Find every line in the records below that contains the word "name", and copy each such line.

◆ Material shown
★ ★ ★

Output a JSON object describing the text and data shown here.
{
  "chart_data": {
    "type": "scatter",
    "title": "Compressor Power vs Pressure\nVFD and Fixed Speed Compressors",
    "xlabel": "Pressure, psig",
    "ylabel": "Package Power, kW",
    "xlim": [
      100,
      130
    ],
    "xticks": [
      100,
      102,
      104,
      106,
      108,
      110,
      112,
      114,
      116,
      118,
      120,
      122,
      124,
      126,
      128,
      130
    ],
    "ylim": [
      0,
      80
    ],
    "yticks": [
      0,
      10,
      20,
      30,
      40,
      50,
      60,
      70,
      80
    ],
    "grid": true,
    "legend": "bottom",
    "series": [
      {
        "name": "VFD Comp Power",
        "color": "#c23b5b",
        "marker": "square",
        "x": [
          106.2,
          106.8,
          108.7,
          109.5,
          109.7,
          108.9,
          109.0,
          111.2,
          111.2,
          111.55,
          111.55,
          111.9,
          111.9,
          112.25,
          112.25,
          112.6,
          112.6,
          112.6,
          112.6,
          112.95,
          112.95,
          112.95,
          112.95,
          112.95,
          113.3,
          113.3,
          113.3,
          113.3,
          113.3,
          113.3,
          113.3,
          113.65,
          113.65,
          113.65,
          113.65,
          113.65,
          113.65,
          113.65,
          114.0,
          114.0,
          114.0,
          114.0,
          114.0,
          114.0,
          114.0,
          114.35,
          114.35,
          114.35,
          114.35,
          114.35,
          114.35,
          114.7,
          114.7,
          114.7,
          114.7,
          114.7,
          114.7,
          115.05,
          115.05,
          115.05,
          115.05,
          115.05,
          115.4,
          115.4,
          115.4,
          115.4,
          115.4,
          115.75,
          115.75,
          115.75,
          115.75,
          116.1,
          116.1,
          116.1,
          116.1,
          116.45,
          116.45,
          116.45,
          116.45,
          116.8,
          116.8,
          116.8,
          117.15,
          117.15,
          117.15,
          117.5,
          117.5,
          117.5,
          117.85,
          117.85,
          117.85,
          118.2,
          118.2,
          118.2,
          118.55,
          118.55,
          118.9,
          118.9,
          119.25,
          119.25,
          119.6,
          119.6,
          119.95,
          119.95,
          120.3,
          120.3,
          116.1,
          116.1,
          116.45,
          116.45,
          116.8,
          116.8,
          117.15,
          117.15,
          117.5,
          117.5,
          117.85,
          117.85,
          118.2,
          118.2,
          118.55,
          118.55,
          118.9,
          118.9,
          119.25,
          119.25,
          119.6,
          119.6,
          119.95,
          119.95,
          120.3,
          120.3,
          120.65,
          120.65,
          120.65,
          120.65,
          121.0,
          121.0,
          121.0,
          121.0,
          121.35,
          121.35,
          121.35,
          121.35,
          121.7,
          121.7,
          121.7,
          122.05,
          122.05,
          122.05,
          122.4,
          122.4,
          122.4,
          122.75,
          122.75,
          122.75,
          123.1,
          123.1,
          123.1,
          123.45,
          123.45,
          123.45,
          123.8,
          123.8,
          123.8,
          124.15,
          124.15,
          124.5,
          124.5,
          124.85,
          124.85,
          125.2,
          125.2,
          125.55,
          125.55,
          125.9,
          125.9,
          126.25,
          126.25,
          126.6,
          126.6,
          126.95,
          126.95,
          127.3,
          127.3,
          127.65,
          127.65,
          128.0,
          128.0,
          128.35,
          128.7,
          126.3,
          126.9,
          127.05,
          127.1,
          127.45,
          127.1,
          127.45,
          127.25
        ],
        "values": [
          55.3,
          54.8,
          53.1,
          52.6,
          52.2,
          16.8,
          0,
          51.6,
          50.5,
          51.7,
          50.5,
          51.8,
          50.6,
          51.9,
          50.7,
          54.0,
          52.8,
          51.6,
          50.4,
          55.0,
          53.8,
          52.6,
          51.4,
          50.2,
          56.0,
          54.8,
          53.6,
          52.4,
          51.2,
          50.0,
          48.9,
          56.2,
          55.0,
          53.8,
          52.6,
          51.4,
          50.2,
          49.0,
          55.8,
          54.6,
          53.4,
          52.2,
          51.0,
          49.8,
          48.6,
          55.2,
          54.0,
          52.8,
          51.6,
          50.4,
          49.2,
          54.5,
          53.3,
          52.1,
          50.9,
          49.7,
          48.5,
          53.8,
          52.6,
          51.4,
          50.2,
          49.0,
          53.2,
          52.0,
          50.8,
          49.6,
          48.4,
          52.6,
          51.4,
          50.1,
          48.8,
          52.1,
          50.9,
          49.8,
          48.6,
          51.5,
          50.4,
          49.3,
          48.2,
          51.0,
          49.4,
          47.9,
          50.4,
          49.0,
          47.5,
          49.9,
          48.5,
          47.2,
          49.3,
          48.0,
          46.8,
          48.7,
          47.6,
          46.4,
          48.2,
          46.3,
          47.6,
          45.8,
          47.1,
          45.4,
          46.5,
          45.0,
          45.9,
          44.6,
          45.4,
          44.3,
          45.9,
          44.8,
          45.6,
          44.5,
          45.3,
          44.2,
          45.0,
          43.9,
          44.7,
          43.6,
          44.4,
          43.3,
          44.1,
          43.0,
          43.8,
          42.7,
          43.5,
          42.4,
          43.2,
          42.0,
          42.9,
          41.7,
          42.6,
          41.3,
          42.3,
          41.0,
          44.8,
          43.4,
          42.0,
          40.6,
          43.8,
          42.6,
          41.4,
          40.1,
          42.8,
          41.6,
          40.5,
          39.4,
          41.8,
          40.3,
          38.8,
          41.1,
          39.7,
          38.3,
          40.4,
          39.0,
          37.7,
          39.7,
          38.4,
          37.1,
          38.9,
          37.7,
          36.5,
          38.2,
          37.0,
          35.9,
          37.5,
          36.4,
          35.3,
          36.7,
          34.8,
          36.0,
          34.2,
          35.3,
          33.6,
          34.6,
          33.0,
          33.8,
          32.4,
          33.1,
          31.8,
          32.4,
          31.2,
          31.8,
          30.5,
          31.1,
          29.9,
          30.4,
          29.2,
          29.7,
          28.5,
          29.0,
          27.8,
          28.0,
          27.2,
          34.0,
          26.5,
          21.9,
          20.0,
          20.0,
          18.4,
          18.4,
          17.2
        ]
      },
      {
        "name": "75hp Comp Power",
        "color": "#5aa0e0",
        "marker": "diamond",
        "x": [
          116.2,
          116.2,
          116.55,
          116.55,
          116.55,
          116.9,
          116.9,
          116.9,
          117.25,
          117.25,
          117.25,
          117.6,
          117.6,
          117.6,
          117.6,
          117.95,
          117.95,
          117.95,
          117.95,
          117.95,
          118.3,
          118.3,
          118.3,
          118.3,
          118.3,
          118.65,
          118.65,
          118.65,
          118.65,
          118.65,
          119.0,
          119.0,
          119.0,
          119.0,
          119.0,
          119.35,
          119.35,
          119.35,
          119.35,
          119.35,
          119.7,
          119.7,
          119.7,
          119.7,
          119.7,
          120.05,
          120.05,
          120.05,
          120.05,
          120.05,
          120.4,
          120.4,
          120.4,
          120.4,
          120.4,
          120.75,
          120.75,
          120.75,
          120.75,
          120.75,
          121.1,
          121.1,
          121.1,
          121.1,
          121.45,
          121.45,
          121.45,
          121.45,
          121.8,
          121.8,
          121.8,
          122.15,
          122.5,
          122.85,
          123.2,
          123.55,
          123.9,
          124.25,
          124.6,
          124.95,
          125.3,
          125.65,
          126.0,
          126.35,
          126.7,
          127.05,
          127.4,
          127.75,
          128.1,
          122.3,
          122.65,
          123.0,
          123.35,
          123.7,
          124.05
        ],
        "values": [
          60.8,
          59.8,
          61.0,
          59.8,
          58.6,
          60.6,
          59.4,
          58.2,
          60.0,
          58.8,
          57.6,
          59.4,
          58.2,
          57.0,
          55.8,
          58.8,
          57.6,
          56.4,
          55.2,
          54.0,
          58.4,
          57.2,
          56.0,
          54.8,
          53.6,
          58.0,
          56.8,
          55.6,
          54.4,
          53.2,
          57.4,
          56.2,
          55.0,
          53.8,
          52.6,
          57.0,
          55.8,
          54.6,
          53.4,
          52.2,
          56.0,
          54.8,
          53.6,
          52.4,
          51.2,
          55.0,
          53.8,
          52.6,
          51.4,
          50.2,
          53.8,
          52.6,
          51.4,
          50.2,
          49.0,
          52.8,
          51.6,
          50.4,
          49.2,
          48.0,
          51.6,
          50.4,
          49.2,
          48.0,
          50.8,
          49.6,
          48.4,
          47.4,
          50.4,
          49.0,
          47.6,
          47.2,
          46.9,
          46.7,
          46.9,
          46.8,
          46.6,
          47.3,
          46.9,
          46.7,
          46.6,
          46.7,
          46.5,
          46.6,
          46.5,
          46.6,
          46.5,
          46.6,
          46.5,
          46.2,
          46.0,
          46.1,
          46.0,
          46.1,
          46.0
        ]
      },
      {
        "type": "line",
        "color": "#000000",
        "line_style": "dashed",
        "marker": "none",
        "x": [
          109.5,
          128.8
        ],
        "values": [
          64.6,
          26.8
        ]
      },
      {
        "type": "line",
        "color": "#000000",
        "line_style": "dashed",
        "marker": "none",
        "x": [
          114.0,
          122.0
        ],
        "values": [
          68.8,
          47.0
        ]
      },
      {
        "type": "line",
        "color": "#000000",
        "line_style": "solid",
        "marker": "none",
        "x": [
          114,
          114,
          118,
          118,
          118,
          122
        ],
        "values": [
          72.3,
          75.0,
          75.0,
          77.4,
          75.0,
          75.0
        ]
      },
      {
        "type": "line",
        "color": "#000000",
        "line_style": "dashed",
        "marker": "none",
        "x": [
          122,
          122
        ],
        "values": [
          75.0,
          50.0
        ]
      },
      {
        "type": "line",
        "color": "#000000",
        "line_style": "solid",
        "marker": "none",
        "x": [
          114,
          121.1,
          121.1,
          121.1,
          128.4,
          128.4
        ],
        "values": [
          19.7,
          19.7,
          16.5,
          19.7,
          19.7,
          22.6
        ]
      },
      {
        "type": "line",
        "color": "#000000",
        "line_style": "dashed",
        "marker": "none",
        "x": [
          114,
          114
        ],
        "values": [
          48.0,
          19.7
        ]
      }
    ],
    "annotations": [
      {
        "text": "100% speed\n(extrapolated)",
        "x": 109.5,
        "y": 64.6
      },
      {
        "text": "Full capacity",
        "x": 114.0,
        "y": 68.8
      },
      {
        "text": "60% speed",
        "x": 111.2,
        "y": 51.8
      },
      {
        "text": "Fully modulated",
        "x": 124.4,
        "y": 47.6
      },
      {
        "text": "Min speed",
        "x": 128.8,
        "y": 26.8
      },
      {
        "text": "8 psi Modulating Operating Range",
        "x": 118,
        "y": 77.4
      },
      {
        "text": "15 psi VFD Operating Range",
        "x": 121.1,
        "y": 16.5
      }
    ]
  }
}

★ ★ ★

◆ Exercise output
        "name": "VFD Comp Power",
        "name": "75hp Comp Power",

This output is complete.